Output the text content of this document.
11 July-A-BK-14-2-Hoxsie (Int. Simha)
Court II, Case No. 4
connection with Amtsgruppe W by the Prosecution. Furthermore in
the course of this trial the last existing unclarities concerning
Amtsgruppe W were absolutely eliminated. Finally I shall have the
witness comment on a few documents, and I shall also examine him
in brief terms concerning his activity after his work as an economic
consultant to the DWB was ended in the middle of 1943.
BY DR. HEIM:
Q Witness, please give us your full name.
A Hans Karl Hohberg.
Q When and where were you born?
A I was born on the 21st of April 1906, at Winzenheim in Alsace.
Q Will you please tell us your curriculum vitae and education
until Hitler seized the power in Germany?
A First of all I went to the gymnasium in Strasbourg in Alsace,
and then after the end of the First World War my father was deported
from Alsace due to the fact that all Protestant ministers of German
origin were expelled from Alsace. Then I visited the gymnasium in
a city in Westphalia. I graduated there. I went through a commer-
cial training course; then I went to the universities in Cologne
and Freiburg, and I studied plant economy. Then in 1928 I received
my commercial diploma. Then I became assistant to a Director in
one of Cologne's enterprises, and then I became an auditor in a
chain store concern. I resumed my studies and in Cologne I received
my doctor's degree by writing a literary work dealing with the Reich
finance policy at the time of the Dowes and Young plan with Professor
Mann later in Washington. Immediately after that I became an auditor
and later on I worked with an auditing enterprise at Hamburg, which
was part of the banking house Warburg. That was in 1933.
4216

● ● ●

• [Work to do]
From the records above, extract everything verbatim.

• [Correct output]
Output the text content of this document.
11 July-A-BK-14-2-Hoxsie (Int. Simha)
Court II, Case No. 4
connection with Amtsgruppe W by the Prosecution. Furthermore in
the course of this trial the last existing unclarities concerning
Amtsgruppe W were absolutely eliminated. Finally I shall have the
witness comment on a few documents, and I shall also examine him
in brief terms concerning his activity after his work as an economic
consultant to the DWB was ended in the middle of 1943.
BY DR. HEIM:
Q Witness, please give us your full name.
A Hans Karl Hohberg.
Q When and where were you born?
A I was born on the 21st of April 1906, at Winzenheim in Alsace.
Q Will you please tell us your curriculum vitae and education
until Hitler seized the power in Germany?
A First of all I went to the gymnasium in Strasbourg in Alsace,
and then after the end of the First World War my father was deported
from Alsace due to the fact that all Protestant ministers of German
origin were expelled from Alsace. Then I visited the gymnasium in
a city in Westphalia. I graduated there. I went through a commer-
cial training course; then I went to the universities in Cologne
and Freiburg, and I studied plant economy. Then in 1928 I received
my commercial diploma. Then I became assistant to a Director in
one of Cologne's enterprises, and then I became an auditor in a
chain store concern. I resumed my studies and in Cologne I received
my doctor's degree by writing a literary work dealing with the Reich
finance policy at the time of the Dowes and Young plan with Professor
Mann later in Washington. Immediately after that I became an auditor
and later on I worked with an auditing enterprise at Hamburg, which
was part of the banking house Warburg. That was in 1933.
4216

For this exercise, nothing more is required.